##### Task material #####
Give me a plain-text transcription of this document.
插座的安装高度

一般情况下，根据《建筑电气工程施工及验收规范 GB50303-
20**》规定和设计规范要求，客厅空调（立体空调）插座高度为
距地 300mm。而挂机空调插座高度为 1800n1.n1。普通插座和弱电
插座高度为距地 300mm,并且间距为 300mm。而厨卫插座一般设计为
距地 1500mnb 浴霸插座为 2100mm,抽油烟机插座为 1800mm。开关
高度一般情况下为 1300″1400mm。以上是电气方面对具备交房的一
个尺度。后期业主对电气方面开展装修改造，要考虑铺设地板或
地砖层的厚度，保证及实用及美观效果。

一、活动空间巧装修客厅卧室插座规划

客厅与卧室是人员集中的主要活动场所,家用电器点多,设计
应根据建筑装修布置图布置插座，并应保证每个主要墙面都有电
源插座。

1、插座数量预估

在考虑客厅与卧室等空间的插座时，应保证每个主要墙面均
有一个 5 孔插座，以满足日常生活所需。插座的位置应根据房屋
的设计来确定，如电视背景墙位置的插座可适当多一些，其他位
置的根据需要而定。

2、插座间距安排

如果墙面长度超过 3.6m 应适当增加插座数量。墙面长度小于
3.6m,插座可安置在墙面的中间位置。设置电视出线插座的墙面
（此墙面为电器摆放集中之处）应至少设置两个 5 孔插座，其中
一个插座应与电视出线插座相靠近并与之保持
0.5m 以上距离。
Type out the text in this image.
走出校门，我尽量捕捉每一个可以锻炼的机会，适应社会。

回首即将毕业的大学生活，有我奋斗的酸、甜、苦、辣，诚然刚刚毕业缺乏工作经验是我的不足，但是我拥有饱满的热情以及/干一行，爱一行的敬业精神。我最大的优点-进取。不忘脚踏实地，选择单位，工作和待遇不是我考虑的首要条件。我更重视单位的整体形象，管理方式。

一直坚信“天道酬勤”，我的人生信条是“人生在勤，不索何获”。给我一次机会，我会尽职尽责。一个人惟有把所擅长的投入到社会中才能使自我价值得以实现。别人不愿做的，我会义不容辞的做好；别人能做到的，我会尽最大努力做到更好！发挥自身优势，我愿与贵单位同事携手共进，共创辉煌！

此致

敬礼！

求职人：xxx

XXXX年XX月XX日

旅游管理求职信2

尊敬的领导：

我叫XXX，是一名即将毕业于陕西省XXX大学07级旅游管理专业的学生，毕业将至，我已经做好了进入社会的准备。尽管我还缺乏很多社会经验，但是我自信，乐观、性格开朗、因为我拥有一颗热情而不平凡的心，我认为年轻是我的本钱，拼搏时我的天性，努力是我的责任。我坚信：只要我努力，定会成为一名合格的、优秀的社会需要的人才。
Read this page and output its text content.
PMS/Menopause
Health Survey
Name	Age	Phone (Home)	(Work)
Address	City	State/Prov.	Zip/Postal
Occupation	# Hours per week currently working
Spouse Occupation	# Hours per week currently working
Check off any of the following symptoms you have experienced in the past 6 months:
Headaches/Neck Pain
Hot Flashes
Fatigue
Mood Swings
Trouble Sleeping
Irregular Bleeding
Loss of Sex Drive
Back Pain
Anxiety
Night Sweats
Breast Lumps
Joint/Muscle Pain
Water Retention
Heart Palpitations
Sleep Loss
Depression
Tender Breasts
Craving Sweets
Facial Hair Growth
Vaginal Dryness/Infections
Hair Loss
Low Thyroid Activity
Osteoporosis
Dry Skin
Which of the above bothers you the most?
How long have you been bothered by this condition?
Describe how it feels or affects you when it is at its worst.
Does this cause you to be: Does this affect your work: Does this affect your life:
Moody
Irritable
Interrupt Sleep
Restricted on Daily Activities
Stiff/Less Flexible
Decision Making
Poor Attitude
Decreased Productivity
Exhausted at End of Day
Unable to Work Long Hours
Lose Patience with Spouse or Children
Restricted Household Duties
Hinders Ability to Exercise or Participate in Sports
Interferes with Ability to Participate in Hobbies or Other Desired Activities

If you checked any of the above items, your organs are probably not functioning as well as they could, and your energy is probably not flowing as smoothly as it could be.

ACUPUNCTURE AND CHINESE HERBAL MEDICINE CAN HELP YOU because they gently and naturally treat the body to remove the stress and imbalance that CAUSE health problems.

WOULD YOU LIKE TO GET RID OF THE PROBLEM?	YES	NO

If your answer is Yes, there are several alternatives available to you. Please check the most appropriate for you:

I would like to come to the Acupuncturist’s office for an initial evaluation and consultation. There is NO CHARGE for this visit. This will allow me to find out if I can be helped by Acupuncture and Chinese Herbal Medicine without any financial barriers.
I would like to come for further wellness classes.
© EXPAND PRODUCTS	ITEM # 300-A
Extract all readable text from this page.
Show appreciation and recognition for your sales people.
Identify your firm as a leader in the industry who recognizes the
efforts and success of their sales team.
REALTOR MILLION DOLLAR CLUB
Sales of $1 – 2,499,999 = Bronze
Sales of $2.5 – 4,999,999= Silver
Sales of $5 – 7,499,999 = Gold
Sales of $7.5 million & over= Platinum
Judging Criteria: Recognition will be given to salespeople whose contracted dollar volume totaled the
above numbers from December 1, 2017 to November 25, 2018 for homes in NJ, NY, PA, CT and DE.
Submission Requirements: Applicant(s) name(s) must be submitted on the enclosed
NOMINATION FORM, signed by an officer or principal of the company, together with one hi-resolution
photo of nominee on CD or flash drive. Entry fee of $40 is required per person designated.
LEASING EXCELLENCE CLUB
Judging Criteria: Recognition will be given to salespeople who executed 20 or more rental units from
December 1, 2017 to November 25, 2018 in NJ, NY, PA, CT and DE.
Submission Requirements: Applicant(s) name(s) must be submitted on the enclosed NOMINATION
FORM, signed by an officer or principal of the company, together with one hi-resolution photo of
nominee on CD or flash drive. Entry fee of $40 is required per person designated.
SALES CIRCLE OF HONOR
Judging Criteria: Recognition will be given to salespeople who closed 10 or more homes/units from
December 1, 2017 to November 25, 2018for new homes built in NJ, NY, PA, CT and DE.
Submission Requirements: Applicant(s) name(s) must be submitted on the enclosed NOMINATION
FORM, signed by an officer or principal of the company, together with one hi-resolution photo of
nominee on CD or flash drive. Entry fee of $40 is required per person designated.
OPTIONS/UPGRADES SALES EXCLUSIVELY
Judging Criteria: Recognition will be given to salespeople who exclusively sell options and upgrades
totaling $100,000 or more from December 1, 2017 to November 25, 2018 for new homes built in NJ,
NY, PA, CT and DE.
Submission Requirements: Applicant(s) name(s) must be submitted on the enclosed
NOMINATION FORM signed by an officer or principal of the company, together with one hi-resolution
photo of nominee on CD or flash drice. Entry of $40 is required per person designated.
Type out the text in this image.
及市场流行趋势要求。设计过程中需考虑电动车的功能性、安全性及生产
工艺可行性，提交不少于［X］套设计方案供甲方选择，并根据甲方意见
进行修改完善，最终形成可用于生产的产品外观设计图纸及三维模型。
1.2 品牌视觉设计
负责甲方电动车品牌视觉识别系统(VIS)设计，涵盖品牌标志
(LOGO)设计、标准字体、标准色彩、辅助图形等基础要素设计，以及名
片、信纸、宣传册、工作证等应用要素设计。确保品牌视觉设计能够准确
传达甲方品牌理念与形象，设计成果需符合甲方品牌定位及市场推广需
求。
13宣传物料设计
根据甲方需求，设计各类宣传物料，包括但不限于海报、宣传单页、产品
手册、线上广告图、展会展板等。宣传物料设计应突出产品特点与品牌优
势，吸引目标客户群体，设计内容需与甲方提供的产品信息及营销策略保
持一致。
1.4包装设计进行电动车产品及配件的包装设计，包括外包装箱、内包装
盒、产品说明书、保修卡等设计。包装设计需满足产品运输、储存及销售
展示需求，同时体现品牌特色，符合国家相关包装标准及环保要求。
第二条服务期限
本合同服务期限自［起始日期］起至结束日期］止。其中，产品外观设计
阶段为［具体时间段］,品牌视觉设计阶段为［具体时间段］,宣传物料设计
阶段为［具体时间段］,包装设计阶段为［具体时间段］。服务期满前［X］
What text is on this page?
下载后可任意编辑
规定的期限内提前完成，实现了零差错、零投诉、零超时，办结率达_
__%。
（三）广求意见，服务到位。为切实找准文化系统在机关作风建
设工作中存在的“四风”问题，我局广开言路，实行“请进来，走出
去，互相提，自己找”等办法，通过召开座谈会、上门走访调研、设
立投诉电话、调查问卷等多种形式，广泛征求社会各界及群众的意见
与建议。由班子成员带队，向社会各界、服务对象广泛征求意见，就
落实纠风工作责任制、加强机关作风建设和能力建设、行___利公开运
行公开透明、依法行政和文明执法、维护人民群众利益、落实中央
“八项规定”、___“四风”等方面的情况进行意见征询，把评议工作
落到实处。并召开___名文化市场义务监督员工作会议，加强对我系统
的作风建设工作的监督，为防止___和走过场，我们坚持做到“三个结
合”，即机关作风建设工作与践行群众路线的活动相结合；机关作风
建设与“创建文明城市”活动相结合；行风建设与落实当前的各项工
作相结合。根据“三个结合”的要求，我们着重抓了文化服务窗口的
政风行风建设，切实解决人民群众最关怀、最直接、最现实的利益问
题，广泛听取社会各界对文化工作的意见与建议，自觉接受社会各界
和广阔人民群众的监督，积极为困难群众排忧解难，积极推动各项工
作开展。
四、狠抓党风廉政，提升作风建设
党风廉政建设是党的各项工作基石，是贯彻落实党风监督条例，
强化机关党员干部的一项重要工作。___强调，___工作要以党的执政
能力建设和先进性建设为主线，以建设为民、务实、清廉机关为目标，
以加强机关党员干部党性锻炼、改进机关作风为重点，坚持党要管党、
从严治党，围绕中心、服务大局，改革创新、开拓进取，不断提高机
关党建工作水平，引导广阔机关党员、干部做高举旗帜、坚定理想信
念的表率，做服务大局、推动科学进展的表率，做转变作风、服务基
#####
Within the listing above, work out how many lines contain the string "nominee", and reply with that number only.

# Exercise response:
4